OBJECTIVE:
Select all lines in the records that include "move".

>> start

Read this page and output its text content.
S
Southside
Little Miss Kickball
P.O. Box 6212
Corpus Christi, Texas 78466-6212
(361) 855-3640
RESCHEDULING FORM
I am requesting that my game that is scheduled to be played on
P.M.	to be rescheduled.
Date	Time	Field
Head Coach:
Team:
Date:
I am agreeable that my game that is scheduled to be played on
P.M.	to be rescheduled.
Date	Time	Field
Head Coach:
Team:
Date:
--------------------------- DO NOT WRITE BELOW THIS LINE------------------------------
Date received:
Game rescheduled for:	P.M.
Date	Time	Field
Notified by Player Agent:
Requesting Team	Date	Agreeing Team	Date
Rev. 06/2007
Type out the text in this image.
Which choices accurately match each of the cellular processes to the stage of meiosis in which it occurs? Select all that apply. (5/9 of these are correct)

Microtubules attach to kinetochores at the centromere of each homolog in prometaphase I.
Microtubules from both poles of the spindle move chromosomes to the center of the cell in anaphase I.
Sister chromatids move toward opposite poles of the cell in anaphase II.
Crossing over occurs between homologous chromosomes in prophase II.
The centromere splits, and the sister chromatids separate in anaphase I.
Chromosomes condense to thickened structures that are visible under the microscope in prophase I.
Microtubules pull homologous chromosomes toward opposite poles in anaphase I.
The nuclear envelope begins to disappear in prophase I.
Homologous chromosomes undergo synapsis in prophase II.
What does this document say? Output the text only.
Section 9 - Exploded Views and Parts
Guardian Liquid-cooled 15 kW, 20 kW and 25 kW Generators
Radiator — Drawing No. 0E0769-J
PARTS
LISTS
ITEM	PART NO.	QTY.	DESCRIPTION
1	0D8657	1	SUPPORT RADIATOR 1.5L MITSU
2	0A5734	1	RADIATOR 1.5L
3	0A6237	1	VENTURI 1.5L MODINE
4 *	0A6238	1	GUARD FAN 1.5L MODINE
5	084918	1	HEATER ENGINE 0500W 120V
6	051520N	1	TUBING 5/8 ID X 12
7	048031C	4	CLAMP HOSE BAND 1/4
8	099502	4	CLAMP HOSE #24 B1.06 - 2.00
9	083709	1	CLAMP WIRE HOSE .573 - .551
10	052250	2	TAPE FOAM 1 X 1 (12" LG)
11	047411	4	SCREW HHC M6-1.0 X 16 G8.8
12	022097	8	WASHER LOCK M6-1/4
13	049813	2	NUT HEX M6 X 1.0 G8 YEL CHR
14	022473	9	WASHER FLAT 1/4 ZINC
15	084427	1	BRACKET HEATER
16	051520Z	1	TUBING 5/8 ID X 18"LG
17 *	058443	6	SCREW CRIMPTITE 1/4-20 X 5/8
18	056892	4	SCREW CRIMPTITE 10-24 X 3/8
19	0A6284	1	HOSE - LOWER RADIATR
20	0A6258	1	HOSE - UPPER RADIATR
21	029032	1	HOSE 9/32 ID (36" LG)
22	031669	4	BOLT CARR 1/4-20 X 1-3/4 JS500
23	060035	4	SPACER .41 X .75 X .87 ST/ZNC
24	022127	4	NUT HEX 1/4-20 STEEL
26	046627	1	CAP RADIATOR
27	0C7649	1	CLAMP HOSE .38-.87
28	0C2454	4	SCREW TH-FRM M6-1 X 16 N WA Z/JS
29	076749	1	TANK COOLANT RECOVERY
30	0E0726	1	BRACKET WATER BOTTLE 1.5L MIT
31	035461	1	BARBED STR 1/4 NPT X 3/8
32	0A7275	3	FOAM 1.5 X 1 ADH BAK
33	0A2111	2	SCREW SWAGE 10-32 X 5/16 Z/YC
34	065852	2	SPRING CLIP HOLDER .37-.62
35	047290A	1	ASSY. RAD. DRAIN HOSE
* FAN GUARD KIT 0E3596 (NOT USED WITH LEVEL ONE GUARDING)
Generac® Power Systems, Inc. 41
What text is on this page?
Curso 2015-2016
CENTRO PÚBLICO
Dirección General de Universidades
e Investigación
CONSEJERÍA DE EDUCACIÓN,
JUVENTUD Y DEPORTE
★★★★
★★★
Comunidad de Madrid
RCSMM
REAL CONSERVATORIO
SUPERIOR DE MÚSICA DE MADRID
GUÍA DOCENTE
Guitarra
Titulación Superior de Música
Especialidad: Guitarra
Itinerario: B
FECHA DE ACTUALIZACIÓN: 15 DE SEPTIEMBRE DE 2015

>> end

EXERCISE RESPONSE:
Microtubules from both poles of the spindle move chromosomes to the center of the cell in anaphase I.
Sister chromatids move toward opposite poles of the cell in anaphase II.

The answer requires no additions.